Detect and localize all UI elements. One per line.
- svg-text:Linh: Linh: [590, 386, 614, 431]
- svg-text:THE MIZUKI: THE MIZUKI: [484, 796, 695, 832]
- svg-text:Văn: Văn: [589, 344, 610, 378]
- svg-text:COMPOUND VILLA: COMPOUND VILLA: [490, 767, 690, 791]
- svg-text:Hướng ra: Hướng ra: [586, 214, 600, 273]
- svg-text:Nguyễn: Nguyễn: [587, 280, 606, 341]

________________________

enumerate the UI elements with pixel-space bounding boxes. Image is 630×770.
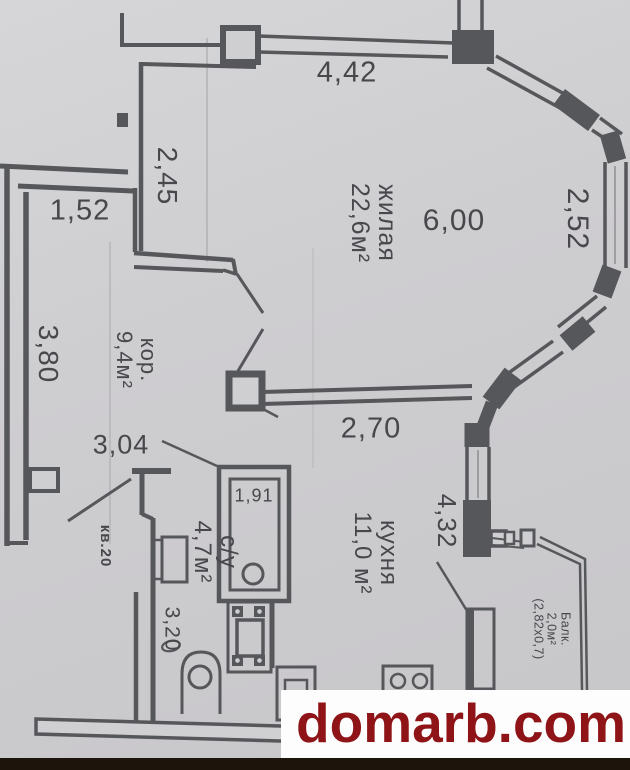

________________________

:: To do ::
Select every line in the records that contains the string "text", treating uppercase and lowercase letters as different.

:: Written answer ::
- svg-text:Linh: Linh: [590, 386, 614, 431]
- svg-text:THE MIZUKI: THE MIZUKI: [484, 796, 695, 832]
- svg-text:Văn: Văn: [589, 344, 610, 378]
- svg-text:COMPOUND VILLA: COMPOUND VILLA: [490, 767, 690, 791]
- svg-text:Hướng ra: Hướng ra: [586, 214, 600, 273]
- svg-text:Nguyễn: Nguyễn: [587, 280, 606, 341]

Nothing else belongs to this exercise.